What is asked: Every record that follows must be duplicated exactly, with images left out.

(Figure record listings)
★ ★ ★ ★

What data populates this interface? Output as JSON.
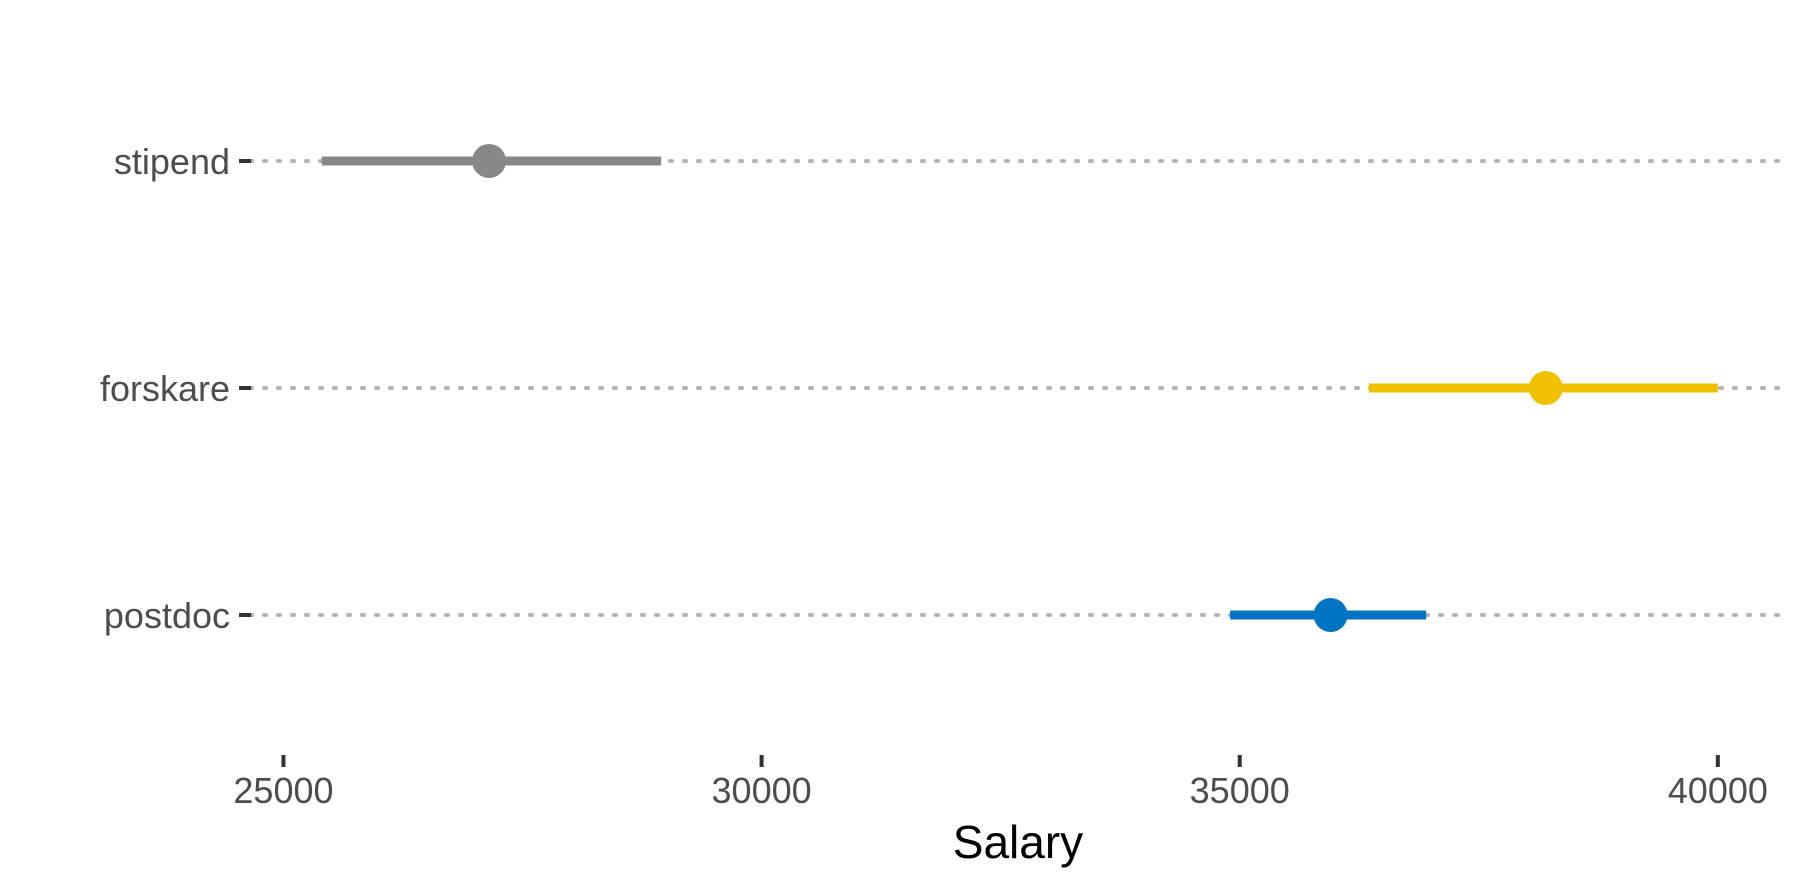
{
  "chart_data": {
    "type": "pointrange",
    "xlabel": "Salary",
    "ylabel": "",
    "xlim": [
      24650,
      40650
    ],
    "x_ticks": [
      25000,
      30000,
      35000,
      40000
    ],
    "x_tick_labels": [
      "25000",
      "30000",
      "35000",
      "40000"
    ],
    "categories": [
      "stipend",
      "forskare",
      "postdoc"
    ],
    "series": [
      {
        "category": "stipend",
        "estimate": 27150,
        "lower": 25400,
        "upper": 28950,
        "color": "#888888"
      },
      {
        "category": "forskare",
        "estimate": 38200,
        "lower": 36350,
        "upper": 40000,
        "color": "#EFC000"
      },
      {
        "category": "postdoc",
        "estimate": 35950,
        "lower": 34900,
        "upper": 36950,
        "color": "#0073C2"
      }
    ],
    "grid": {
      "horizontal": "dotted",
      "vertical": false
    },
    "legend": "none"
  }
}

★ ★ ★ ★

Answer to the problem:
What data populates this interface? Output as JSON.
{
  "chart_data": {
    "type": "pointrange",
    "xlabel": "Salary",
    "ylabel": "",
    "xlim": [
      24650,
      40650
    ],
    "x_ticks": [
      25000,
      30000,
      35000,
      40000
    ],
    "x_tick_labels": [
      "25000",
      "30000",
      "35000",
      "40000"
    ],
    "categories": [
      "stipend",
      "forskare",
      "postdoc"
    ],
    "series": [
      {
        "category": "stipend",
        "estimate": 27150,
        "lower": 25400,
        "upper": 28950,
        "color": "#888888"
      },
      {
        "category": "forskare",
        "estimate": 38200,
        "lower": 36350,
        "upper": 40000,
        "color": "#EFC000"
      },
      {
        "category": "postdoc",
        "estimate": 35950,
        "lower": 34900,
        "upper": 36950,
        "color": "#0073C2"
      }
    ],
    "grid": {
      "horizontal": "dotted",
      "vertical": false
    },
    "legend": "none"
  }
}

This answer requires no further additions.